INSTRUCTION => Copy out every line in which the string "Dweller" occurs.

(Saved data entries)
-- START --
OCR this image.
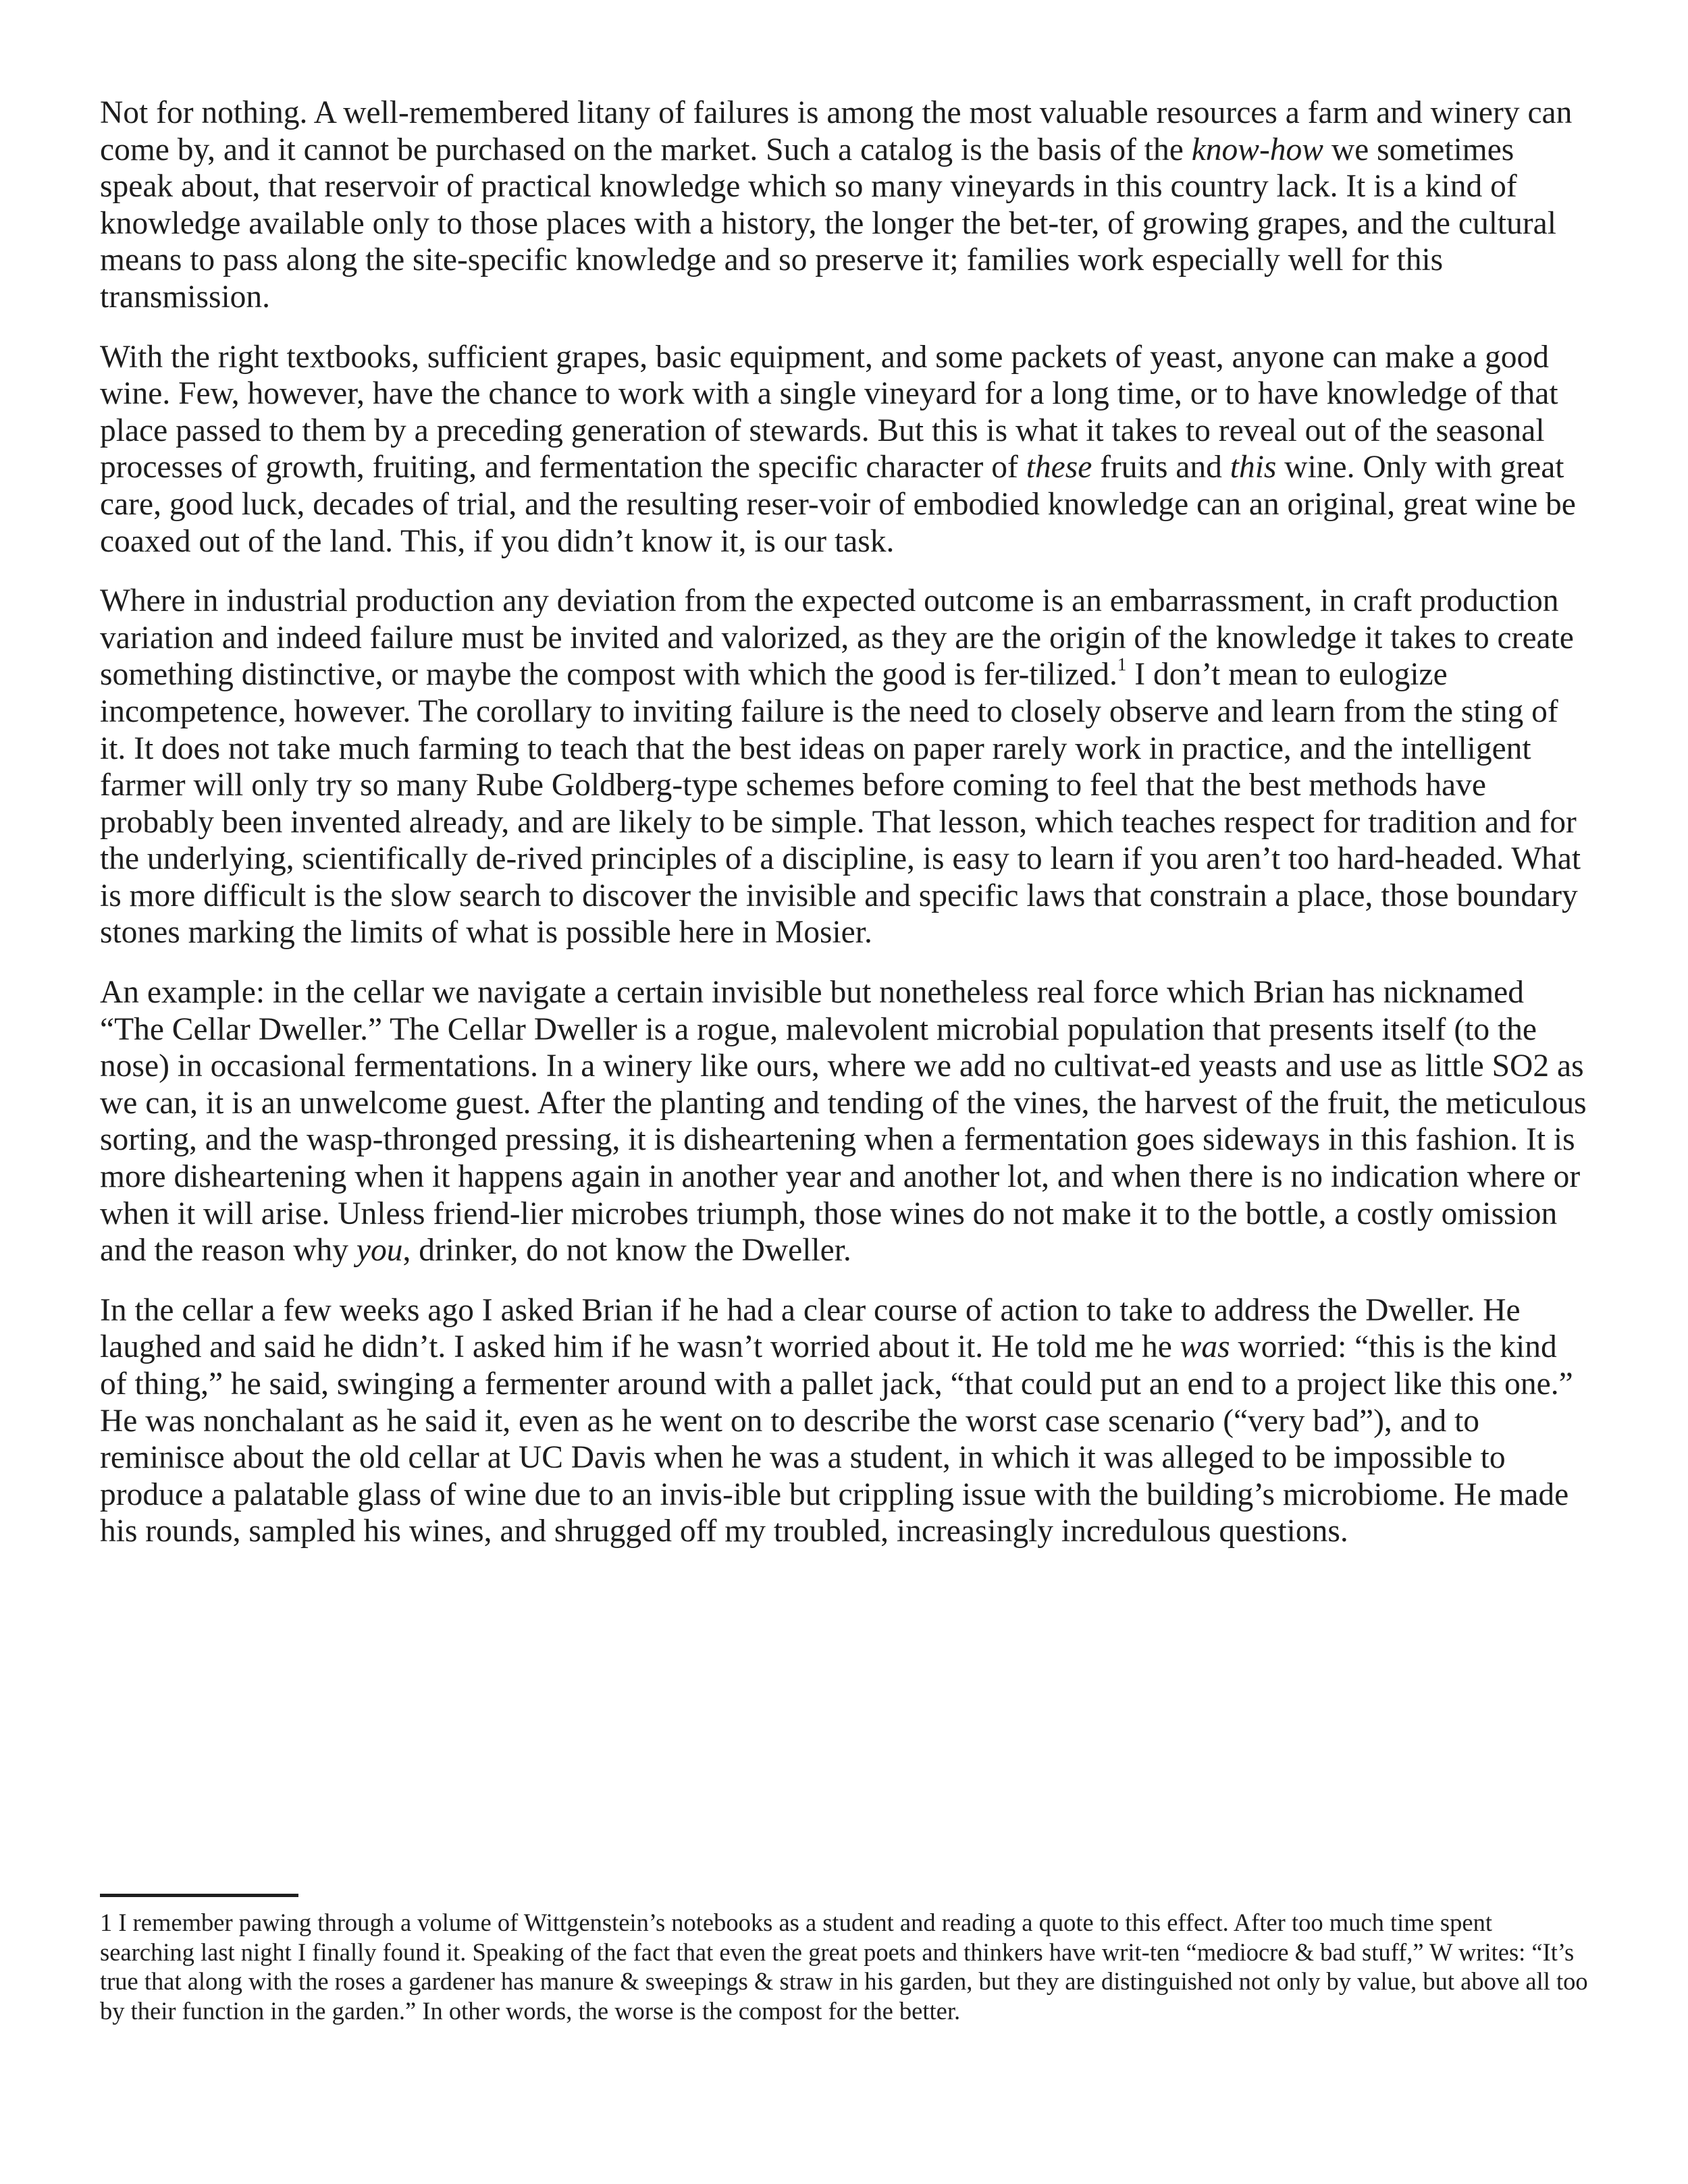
Not for nothing. A well-remembered litany of failures is among the most valuable resources a farm and winery can come by, and it cannot be purchased on the market. Such a catalog is the basis of the know-how we sometimes speak about, that reservoir of practical knowledge which so many vineyards in this country lack. It is a kind of knowledge available only to those places with a history, the longer the bet-ter, of growing grapes, and the cultural means to pass along the site-specific knowledge and so preserve it; families work especially well for this transmission.

With the right textbooks, sufficient grapes, basic equipment, and some packets of yeast, anyone can make a good wine. Few, however, have the chance to work with a single vineyard for a long time, or to have knowledge of that place passed to them by a preceding generation of stewards. But this is what it takes to reveal out of the seasonal processes of growth, fruiting, and fermentation the specific character of these fruits and this wine. Only with great care, good luck, decades of trial, and the resulting reser-voir of embodied knowledge can an original, great wine be coaxed out of the land. This, if you didn’t know it, is our task.

Where in industrial production any deviation from the expected outcome is an embarrassment, in craft production variation and indeed failure must be invited and valorized, as they are the origin of the knowledge it takes to create something distinctive, or maybe the compost with which the good is fer-tilized.$^1$ I don’t mean to eulogize incompetence, however. The corollary to inviting failure is the need to closely observe and learn from the sting of it. It does not take much farming to teach that the best ideas on paper rarely work in practice, and the intelligent farmer will only try so many Rube Goldberg-type schemes before coming to feel that the best methods have probably been invented already, and are likely to be simple. That lesson, which teaches respect for tradition and for the underlying, scientifically de-rived principles of a discipline, is easy to learn if you aren’t too hard-headed. What is more difficult is the slow search to discover the invisible and specific laws that constrain a place, those boundary stones marking the limits of what is possible here in Mosier.

An example: in the cellar we navigate a certain invisible but nonetheless real force which Brian has nicknamed “The Cellar Dweller.” The Cellar Dweller is a rogue, malevolent microbial population that presents itself (to the nose) in occasional fermentations. In a winery like ours, where we add no cultivat-ed yeasts and use as little SO2 as we can, it is an unwelcome guest. After the planting and tending of the vines, the harvest of the fruit, the meticulous sorting, and the wasp-thronged pressing, it is disheartening when a fermentation goes sideways in this fashion. It is more disheartening when it happens again in another year and another lot, and when there is no indication where or when it will arise. Unless friend-lier microbes triumph, those wines do not make it to the bottle, a costly omission and the reason why you, drinker, do not know the Dweller.

In the cellar a few weeks ago I asked Brian if he had a clear course of action to take to address the Dweller. He laughed and said he didn’t. I asked him if he wasn’t worried about it. He told me he was worried: “this is the kind of thing,” he said, swinging a fermenter around with a pallet jack, “that could put an end to a project like this one.” He was nonchalant as he said it, even as he went on to describe the worst case scenario (“very bad”), and to reminisce about the old cellar at UC Davis when he was a student, in which it was alleged to be impossible to produce a palatable glass of wine due to an invis-ible but crippling issue with the building’s microbiome. He made his rounds, sampled his wines, and shrugged off my troubled, increasingly incredulous questions.

1 I remember pawing through a volume of Wittgenstein’s notebooks as a student and reading a quote to this effect. After too much time spent searching last night I finally found it. Speaking of the fact that even the great poets and thinkers have writ-ten “mediocre & bad stuff,” W writes: “It’s true that along with the roses a gardener has manure & sweepings & straw in his garden, but they are distinguished not only by value, but above all too by their function in the garden.” In other words, the worse is the compost for the better.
-- END --
THE RESULT =>
An example: in the cellar we navigate a certain invisible but nonetheless real force which Brian has nicknamed “The Cellar Dweller.” The Cellar Dweller is a rogue, malevolent microbial population that presents itself (to the nose) in occasional fermentations. In a winery like ours, where we add no cultivat-ed yeasts and use as little SO2 as we can, it is an unwelcome guest. After the planting and tending of the vines, the harvest of the fruit, the meticulous sorting, and the wasp-thronged pressing, it is disheartening when a fermentation goes sideways in this fashion. It is more disheartening when it happens again in another year and another lot, and when there is no indication where or when it will arise. Unless friend-lier microbes triumph, those wines do not make it to the bottle, a costly omission and the reason why you, drinker, do not know the Dweller.
In the cellar a few weeks ago I asked Brian if he had a clear course of action to take to address the Dweller. He laughed and said he didn’t. I asked him if he wasn’t worried about it. He told me he was worried: “this is the kind of thing,” he said, swinging a fermenter around with a pallet jack, “that could put an end to a project like this one.” He was nonchalant as he said it, even as he went on to describe the worst case scenario (“very bad”), and to reminisce about the old cellar at UC Davis when he was a student, in which it was alleged to be impossible to produce a palatable glass of wine due to an invis-ible but crippling issue with the building’s microbiome. He made his rounds, sampled his wines, and shrugged off my troubled, increasingly incredulous questions.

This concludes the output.